— What needs to be done —
Only the number is wanted: how many lines of the data contain "ylabel"?

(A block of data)
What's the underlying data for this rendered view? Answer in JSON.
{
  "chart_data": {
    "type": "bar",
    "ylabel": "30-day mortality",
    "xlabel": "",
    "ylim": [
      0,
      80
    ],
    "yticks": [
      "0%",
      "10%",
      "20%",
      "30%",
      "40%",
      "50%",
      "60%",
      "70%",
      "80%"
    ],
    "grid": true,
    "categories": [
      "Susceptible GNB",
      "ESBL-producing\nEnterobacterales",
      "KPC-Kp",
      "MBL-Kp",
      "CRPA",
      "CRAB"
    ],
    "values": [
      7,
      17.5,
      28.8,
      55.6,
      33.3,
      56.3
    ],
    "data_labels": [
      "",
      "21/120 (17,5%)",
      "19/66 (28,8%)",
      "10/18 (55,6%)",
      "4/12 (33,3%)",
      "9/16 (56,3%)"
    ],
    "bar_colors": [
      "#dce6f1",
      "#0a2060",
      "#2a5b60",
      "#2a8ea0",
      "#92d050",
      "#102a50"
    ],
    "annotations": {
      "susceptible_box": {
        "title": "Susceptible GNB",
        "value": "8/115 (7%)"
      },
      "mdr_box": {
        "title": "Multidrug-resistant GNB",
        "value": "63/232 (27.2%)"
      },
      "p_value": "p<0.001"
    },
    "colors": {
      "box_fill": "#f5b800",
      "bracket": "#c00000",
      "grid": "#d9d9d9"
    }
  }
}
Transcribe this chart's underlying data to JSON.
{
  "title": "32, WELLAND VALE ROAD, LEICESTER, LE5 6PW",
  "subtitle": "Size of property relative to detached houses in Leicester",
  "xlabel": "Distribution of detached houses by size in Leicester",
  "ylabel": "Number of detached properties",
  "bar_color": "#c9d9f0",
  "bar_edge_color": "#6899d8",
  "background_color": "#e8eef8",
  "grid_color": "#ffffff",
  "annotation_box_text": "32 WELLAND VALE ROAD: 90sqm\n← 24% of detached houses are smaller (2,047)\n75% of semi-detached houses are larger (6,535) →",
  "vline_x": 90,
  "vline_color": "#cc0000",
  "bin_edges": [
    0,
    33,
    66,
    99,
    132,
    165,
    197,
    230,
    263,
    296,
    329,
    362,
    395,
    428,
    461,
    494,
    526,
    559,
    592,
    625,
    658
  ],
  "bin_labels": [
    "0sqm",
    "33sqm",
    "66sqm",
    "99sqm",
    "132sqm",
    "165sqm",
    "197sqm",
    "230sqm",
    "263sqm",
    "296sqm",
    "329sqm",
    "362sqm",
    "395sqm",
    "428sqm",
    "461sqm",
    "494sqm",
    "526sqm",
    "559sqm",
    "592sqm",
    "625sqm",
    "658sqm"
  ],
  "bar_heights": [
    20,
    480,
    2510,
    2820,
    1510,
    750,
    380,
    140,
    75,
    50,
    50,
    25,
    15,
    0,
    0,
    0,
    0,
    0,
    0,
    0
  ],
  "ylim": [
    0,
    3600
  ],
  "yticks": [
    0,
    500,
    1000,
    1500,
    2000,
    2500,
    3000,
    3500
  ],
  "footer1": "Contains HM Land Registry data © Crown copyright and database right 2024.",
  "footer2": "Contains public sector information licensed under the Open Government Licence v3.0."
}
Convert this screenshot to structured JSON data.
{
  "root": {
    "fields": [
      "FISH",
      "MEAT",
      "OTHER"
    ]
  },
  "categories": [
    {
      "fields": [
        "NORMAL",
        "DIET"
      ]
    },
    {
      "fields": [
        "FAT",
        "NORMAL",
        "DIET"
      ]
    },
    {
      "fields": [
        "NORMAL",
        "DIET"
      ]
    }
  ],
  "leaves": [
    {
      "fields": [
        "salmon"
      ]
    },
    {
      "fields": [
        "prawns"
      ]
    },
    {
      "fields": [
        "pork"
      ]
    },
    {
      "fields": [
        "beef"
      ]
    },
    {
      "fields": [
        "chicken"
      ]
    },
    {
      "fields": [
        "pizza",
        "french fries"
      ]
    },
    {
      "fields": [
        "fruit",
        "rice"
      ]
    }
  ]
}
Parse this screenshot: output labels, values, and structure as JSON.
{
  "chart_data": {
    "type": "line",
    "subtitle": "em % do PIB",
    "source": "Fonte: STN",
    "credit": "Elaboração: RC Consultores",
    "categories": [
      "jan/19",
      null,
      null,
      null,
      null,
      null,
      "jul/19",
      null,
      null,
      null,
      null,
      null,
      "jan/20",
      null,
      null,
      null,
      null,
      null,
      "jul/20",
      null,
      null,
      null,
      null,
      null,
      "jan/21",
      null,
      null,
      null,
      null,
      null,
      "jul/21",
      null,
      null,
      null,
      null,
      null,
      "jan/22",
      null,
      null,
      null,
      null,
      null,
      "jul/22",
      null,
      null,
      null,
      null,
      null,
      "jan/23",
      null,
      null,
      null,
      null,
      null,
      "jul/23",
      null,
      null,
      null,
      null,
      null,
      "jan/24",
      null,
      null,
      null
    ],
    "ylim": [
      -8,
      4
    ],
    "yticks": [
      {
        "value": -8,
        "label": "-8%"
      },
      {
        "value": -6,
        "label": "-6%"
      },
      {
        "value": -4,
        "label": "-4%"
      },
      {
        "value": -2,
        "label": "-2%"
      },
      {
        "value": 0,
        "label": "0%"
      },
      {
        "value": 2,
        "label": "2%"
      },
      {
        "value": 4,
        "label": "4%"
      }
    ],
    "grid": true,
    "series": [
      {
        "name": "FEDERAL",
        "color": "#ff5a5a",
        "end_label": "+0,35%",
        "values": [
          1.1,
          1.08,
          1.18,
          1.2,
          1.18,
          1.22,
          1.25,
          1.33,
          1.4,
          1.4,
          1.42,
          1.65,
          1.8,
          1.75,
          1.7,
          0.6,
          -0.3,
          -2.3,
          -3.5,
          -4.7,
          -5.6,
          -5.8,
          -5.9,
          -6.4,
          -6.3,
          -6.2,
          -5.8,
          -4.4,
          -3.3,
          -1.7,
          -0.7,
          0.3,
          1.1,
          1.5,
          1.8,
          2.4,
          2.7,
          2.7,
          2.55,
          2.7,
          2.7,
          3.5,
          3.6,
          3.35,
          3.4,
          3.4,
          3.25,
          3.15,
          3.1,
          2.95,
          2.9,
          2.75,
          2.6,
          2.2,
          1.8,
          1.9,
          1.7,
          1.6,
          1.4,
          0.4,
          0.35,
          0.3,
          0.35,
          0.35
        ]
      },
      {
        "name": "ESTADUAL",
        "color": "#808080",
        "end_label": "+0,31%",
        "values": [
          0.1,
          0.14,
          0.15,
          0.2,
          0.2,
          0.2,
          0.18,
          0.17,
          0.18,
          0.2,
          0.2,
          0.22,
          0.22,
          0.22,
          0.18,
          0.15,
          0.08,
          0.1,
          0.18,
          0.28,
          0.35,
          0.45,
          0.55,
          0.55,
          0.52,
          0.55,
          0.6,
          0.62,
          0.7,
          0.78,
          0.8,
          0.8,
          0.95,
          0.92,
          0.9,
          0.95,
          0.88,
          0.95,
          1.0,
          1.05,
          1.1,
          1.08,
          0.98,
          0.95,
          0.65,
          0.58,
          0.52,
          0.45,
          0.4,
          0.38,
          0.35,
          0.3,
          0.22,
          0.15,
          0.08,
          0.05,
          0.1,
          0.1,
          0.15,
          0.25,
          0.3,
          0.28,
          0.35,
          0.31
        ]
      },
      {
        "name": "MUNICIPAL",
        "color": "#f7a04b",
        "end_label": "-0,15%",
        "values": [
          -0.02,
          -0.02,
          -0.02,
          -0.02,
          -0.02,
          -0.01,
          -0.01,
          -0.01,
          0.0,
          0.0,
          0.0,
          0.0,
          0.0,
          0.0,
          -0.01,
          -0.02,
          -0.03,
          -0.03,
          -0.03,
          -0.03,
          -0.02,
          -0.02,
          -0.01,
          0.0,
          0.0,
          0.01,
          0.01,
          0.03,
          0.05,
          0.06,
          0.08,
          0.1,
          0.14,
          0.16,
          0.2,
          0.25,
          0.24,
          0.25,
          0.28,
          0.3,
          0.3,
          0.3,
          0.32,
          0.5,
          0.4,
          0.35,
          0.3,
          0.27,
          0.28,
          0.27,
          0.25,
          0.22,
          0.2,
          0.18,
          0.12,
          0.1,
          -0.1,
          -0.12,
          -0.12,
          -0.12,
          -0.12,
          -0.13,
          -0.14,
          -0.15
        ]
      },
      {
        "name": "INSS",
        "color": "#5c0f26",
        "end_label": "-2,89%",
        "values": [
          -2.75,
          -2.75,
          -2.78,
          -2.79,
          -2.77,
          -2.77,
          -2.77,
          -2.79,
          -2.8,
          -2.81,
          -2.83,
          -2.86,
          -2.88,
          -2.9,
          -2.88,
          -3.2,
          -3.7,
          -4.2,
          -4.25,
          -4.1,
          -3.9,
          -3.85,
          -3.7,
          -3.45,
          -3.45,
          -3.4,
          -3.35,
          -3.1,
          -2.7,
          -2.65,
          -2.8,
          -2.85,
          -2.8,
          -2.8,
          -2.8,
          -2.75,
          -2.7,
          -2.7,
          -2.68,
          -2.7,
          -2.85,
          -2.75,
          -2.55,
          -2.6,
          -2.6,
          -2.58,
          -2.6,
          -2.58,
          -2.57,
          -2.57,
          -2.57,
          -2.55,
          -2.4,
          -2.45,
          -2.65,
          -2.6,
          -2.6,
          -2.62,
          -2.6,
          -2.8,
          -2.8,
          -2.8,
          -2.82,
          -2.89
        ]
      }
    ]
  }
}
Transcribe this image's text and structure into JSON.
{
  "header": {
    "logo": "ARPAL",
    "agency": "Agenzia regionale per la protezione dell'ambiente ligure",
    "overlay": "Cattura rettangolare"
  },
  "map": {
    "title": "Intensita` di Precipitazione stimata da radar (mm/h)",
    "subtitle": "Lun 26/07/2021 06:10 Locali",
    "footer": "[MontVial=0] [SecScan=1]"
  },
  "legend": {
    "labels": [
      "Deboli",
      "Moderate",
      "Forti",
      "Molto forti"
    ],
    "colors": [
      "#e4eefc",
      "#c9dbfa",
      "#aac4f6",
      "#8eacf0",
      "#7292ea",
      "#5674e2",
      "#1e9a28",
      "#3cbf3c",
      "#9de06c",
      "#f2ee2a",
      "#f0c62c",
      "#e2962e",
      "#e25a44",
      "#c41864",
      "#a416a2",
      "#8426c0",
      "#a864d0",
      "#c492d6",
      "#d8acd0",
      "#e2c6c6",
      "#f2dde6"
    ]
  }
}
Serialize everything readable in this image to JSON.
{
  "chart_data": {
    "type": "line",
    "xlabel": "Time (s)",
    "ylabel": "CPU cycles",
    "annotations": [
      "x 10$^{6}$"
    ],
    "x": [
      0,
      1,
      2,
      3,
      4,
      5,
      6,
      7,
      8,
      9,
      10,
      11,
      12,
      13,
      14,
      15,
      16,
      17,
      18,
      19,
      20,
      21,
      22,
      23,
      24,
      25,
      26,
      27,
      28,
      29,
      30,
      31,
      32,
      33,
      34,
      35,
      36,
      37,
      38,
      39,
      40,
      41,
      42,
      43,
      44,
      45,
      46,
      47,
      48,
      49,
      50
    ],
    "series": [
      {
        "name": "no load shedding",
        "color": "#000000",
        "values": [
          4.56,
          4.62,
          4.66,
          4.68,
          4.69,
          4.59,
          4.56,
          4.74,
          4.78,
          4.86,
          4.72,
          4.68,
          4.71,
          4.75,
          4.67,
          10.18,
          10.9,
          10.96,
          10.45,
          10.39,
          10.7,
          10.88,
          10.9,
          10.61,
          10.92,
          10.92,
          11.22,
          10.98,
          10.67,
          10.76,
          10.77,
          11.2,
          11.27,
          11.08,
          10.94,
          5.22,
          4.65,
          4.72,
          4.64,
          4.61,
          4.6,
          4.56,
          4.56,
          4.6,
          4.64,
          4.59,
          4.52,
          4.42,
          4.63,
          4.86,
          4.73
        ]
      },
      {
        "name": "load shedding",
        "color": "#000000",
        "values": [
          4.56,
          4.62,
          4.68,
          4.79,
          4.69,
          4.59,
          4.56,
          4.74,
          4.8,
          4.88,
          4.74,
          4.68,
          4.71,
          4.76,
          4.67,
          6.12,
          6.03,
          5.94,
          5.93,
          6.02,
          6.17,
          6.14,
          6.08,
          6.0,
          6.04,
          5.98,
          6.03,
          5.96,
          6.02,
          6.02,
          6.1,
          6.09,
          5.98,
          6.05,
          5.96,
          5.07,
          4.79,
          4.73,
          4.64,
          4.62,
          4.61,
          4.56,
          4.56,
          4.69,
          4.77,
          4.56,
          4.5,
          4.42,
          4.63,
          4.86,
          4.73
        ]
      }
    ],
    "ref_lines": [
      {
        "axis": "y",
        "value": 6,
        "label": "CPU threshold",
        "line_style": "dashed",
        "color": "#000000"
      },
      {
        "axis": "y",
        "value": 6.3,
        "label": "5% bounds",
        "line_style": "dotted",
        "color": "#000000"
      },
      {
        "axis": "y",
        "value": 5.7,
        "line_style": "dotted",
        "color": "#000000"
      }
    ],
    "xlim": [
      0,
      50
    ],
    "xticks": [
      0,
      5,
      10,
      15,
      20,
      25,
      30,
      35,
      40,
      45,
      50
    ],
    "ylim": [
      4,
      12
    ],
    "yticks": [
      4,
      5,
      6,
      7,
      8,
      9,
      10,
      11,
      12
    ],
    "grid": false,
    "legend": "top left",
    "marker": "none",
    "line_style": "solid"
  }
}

— Output below —
3